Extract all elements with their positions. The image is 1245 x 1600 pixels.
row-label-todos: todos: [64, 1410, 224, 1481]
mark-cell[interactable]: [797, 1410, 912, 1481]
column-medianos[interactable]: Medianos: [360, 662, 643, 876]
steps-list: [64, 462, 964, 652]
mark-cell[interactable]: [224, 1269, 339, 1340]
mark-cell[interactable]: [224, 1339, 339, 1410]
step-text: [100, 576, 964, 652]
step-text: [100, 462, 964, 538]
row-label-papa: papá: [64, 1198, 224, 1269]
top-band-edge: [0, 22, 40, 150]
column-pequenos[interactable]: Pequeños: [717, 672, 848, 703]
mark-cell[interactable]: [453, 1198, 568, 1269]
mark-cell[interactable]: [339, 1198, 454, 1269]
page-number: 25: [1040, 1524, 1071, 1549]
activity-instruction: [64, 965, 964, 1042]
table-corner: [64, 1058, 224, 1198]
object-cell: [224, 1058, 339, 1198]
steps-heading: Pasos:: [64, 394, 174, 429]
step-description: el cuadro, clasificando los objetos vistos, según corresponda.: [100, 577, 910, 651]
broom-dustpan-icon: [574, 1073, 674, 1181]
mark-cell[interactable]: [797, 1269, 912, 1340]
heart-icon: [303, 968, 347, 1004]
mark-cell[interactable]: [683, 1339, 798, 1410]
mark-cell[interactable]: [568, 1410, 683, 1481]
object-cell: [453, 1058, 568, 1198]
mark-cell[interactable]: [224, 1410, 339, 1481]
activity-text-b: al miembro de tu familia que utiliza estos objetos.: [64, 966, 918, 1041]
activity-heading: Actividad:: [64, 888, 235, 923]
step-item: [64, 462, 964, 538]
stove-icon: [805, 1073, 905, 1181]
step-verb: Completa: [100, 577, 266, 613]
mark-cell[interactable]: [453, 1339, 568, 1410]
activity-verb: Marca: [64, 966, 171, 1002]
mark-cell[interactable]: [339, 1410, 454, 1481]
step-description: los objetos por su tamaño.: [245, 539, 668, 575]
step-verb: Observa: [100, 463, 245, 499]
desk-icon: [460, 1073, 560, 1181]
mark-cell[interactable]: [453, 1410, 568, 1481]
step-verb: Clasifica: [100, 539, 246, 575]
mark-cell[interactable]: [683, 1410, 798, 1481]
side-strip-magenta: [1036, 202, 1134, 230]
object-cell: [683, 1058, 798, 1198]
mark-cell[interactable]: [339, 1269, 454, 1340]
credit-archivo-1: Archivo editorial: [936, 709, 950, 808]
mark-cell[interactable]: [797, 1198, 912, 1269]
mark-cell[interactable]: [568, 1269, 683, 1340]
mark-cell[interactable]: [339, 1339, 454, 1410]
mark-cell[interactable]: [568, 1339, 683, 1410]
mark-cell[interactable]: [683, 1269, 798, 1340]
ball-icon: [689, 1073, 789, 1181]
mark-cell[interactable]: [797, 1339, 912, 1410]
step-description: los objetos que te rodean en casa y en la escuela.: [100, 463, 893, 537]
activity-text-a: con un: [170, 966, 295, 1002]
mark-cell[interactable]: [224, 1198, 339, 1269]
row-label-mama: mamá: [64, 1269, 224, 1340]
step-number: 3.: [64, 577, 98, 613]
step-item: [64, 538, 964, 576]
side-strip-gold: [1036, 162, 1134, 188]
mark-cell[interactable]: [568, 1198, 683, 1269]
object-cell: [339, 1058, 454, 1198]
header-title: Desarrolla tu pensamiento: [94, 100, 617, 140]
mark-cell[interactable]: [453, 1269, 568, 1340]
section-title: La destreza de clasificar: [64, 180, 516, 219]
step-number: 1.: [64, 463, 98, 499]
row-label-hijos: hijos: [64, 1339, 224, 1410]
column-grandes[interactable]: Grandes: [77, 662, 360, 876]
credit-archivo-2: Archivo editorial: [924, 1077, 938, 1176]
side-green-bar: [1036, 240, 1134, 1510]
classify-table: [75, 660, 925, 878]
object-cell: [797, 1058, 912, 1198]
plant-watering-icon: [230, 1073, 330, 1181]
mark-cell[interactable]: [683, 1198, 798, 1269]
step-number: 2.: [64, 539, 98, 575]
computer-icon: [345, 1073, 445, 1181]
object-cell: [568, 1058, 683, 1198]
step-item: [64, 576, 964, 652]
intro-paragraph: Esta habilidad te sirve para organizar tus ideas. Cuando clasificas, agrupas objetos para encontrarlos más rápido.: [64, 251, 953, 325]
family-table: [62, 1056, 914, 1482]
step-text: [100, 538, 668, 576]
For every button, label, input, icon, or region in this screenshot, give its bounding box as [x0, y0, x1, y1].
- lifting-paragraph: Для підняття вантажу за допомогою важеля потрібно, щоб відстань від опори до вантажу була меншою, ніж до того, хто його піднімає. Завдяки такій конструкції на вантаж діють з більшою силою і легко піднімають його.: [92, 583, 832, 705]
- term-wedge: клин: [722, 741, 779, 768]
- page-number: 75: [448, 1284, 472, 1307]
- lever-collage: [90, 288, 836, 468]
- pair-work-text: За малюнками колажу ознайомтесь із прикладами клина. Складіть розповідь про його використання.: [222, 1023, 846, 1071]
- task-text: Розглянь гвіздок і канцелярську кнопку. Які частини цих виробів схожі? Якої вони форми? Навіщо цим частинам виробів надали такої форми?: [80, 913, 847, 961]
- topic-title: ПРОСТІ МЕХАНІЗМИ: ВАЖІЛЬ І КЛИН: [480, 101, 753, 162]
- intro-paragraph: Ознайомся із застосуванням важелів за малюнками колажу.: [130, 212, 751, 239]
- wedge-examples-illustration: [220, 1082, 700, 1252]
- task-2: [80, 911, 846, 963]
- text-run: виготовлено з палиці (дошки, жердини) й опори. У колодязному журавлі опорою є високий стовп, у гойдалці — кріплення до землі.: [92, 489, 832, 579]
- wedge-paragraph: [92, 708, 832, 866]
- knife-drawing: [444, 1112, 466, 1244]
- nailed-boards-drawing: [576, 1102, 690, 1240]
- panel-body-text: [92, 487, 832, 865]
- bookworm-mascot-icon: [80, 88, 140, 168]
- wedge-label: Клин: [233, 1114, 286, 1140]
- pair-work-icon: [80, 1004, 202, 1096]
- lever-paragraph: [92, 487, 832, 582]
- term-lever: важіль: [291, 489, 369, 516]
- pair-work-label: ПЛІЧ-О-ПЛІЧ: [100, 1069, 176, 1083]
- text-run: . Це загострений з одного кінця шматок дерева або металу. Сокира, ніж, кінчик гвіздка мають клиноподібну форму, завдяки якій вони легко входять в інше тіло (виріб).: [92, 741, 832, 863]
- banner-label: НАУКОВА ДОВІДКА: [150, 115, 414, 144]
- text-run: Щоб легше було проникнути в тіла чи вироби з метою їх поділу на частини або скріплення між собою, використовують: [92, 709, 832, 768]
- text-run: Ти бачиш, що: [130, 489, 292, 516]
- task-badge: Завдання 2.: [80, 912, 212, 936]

========

• Do this:
Turn every line of the records above into a Markdown table with two columns, Row and Record line. Put the row's number in the first column and the line itself in the second, and leave out blank lines.

• Written answer:
| Row | Record line |
|---|---|
| 1 | Extract all elements with their positions. The image is 1245 x 1600 pixels. |
| 2 | row-label-todos: todos: [64, 1410, 224, 1481] |
| 3 | mark-cell[interactable]: [797, 1410, 912, 1481] |
| 4 | column-medianos[interactable]: Medianos: [360, 662, 643, 876] |
| 5 | steps-list: [64, 462, 964, 652] |
| 6 | mark-cell[interactable]: [224, 1269, 339, 1340] |
| 7 | mark-cell[interactable]: [224, 1339, 339, 1410] |
| 8 | step-text: [100, 576, 964, 652] |
| 9 | step-text: [100, 462, 964, 538] |
| 10 | row-label-papa: papá: [64, 1198, 224, 1269] |
| 11 | top-band-edge: [0, 22, 40, 150] |
| 12 | column-pequenos[interactable]: Pequeños: [717, 672, 848, 703] |
| 13 | mark-cell[interactable]: [453, 1198, 568, 1269] |
| 14 | mark-cell[interactable]: [339, 1198, 454, 1269] |
| 15 | page-number: 25: [1040, 1524, 1071, 1549] |
| 16 | activity-instruction: [64, 965, 964, 1042] |
| 17 | table-corner: [64, 1058, 224, 1198] |
| 18 | object-cell: [224, 1058, 339, 1198] |
| 19 | steps-heading: Pasos:: [64, 394, 174, 429] |
| 20 | step-description: el cuadro, clasificando los objetos vistos, según corresponda.: [100, 577, 910, 651] |
| 21 | broom-dustpan-icon: [574, 1073, 674, 1181] |
| 22 | mark-cell[interactable]: [797, 1269, 912, 1340] |
| 23 | heart-icon: [303, 968, 347, 1004] |
| 24 | mark-cell[interactable]: [683, 1339, 798, 1410] |
| 25 | mark-cell[interactable]: [568, 1410, 683, 1481] |
| 26 | object-cell: [453, 1058, 568, 1198] |
| 27 | mark-cell[interactable]: [224, 1410, 339, 1481] |
| 28 | activity-text-b: al miembro de tu familia que utiliza estos objetos.: [64, 966, 918, 1041] |
| 29 | activity-heading: Actividad:: [64, 888, 235, 923] |
| 30 | step-item: [64, 462, 964, 538] |
| 31 | stove-icon: [805, 1073, 905, 1181] |
| 32 | step-verb: Completa: [100, 577, 266, 613] |
| 33 | mark-cell[interactable]: [453, 1339, 568, 1410] |
| 34 | activity-verb: Marca: [64, 966, 171, 1002] |
| 35 | mark-cell[interactable]: [339, 1410, 454, 1481] |
| 36 | step-description: los objetos por su tamaño.: [245, 539, 668, 575] |
| 37 | step-verb: Observa: [100, 463, 245, 499] |
| 38 | desk-icon: [460, 1073, 560, 1181] |
| 39 | mark-cell[interactable]: [453, 1410, 568, 1481] |
| 40 | step-verb: Clasifica: [100, 539, 246, 575] |
| 41 | mark-cell[interactable]: [683, 1410, 798, 1481] |
| 42 | side-strip-magenta: [1036, 202, 1134, 230] |
| 43 | object-cell: [683, 1058, 798, 1198] |
| 44 | mark-cell[interactable]: [339, 1269, 454, 1340] |
| 45 | credit-archivo-1: Archivo editorial: [936, 709, 950, 808] |
| 46 | mark-cell[interactable]: [797, 1198, 912, 1269] |
| 47 | mark-cell[interactable]: [568, 1269, 683, 1340] |
| 48 | mark-cell[interactable]: [339, 1339, 454, 1410] |
| 49 | mark-cell[interactable]: [568, 1339, 683, 1410] |
| 50 | mark-cell[interactable]: [683, 1269, 798, 1340] |
| 51 | ball-icon: [689, 1073, 789, 1181] |
| 52 | mark-cell[interactable]: [797, 1339, 912, 1410] |
| 53 | step-description: los objetos que te rodean en casa y en la escuela.: [100, 463, 893, 537] |
| 54 | activity-text-a: con un: [170, 966, 295, 1002] |
| 55 | mark-cell[interactable]: [224, 1198, 339, 1269] |
| 56 | row-label-mama: mamá: [64, 1269, 224, 1340] |
| 57 | step-number: 3.: [64, 577, 98, 613] |
| 58 | step-item: [64, 538, 964, 576] |
| 59 | side-strip-gold: [1036, 162, 1134, 188] |
| 60 | mark-cell[interactable]: [568, 1198, 683, 1269] |
| 61 | object-cell: [339, 1058, 454, 1198] |
| 62 | header-title: Desarrolla tu pensamiento: [94, 100, 617, 140] |
| 63 | mark-cell[interactable]: [453, 1269, 568, 1340] |
| 64 | section-title: La destreza de clasificar: [64, 180, 516, 219] |
| 65 | step-number: 1.: [64, 463, 98, 499] |
| 66 | row-label-hijos: hijos: [64, 1339, 224, 1410] |
| 67 | column-grandes[interactable]: Grandes: [77, 662, 360, 876] |
| 68 | credit-archivo-2: Archivo editorial: [924, 1077, 938, 1176] |
| 69 | side-green-bar: [1036, 240, 1134, 1510] |
| 70 | classify-table: [75, 660, 925, 878] |
| 71 | object-cell: [797, 1058, 912, 1198] |
| 72 | plant-watering-icon: [230, 1073, 330, 1181] |
| 73 | mark-cell[interactable]: [683, 1198, 798, 1269] |
| 74 | step-number: 2.: [64, 539, 98, 575] |
| 75 | computer-icon: [345, 1073, 445, 1181] |
| 76 | object-cell: [568, 1058, 683, 1198] |
| 77 | step-item: [64, 576, 964, 652] |
| 78 | intro-paragraph: Esta habilidad te sirve para organizar tus ideas. Cuando clasificas, agrupas objetos para encontrarlos más rápido.: [64, 251, 953, 325] |
| 79 | family-table: [62, 1056, 914, 1482] |
| 80 | step-text: [100, 538, 668, 576] |
| 81 | For every button, label, input, icon, or region in this screenshot, give its bounding box as [x0, y0, x1, y1]. |
| 82 | - lifting-paragraph: Для підняття вантажу за допомогою важеля потрібно, щоб відстань від опори до вантажу була меншою, ніж до того, хто його піднімає. Завдяки такій конструкції на вантаж діють з більшою силою і легко піднімають його.: [92, 583, 832, 705] |
| 83 | - term-wedge: клин: [722, 741, 779, 768] |
| 84 | - page-number: 75: [448, 1284, 472, 1307] |
| 85 | - lever-collage: [90, 288, 836, 468] |
| 86 | - pair-work-text: За малюнками колажу ознайомтесь із прикладами клина. Складіть розповідь про його використання.: [222, 1023, 846, 1071] |
| 87 | - task-text: Розглянь гвіздок і канцелярську кнопку. Які частини цих виробів схожі? Якої вони форми? Навіщо цим частинам виробів надали такої форми?: [80, 913, 847, 961] |
| 88 | - topic-title: ПРОСТІ МЕХАНІЗМИ: ВАЖІЛЬ І КЛИН: [480, 101, 753, 162] |
| 89 | - intro-paragraph: Ознайомся із застосуванням важелів за малюнками колажу.: [130, 212, 751, 239] |
| 90 | - wedge-examples-illustration: [220, 1082, 700, 1252] |
| 91 | - task-2: [80, 911, 846, 963] |
| 92 | - text-run: виготовлено з палиці (дошки, жердини) й опори. У колодязному журавлі опорою є високий стовп, у гойдалці — кріплення до землі.: [92, 489, 832, 579] |
| 93 | - wedge-paragraph: [92, 708, 832, 866] |
| 94 | - knife-drawing: [444, 1112, 466, 1244] |
| 95 | - nailed-boards-drawing: [576, 1102, 690, 1240] |
| 96 | - panel-body-text: [92, 487, 832, 865] |
| 97 | - bookworm-mascot-icon: [80, 88, 140, 168] |
| 98 | - wedge-label: Клин: [233, 1114, 286, 1140] |
| 99 | - pair-work-icon: [80, 1004, 202, 1096] |
| 100 | - lever-paragraph: [92, 487, 832, 582] |
| 101 | - term-lever: важіль: [291, 489, 369, 516] |
| 102 | - pair-work-label: ПЛІЧ-О-ПЛІЧ: [100, 1069, 176, 1083] |
| 103 | - text-run: . Це загострений з одного кінця шматок дерева або металу. Сокира, ніж, кінчик гвіздка мають клиноподібну форму, завдяки якій вони легко входять в інше тіло (виріб).: [92, 741, 832, 863] |
| 104 | - banner-label: НАУКОВА ДОВІДКА: [150, 115, 414, 144] |
| 105 | - text-run: Щоб легше було проникнути в тіла чи вироби з метою їх поділу на частини або скріплення між собою, використовують: [92, 709, 832, 768] |
| 106 | - text-run: Ти бачиш, що: [130, 489, 292, 516] |
| 107 | - task-badge: Завдання 2.: [80, 912, 212, 936] |